Work to do —
Lines before the one containing "Transcribe this image's" are excluded; print that line and every line after it through the end of the material below, exactly.
%%
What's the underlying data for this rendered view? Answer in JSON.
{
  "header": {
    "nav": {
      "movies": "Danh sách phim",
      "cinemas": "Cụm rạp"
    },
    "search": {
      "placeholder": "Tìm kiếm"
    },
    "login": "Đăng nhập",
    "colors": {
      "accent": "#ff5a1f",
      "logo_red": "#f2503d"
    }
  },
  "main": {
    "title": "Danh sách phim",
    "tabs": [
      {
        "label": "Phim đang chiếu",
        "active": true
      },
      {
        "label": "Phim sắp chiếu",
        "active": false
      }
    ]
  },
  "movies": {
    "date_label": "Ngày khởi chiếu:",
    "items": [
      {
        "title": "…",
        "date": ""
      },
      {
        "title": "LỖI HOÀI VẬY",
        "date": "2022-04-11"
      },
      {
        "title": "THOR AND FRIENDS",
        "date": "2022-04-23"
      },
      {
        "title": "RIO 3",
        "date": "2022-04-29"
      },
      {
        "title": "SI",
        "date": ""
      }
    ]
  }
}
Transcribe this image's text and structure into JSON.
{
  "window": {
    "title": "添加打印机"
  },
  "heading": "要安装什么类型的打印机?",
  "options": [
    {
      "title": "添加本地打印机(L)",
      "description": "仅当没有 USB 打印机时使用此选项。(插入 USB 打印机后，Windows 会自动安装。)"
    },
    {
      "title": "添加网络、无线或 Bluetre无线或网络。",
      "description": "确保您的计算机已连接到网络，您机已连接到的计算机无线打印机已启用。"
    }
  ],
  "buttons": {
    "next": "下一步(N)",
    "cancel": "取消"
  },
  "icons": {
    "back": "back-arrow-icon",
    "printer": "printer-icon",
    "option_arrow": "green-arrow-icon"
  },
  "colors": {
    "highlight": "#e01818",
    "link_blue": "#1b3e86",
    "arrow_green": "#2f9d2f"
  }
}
%%
Answer for this exercise —
Transcribe this image's text and structure into JSON.
{
  "window": {
    "title": "添加打印机"
  },
  "heading": "要安装什么类型的打印机?",
  "options": [
    {
      "title": "添加本地打印机(L)",
      "description": "仅当没有 USB 打印机时使用此选项。(插入 USB 打印机后，Windows 会自动安装。)"
    },
    {
      "title": "添加网络、无线或 Bluetre无线或网络。",
      "description": "确保您的计算机已连接到网络，您机已连接到的计算机无线打印机已启用。"
    }
  ],
  "buttons": {
    "next": "下一步(N)",
    "cancel": "取消"
  },
  "icons": {
    "back": "back-arrow-icon",
    "printer": "printer-icon",
    "option_arrow": "green-arrow-icon"
  },
  "colors": {
    "highlight": "#e01818",
    "link_blue": "#1b3e86",
    "arrow_green": "#2f9d2f"
  }
}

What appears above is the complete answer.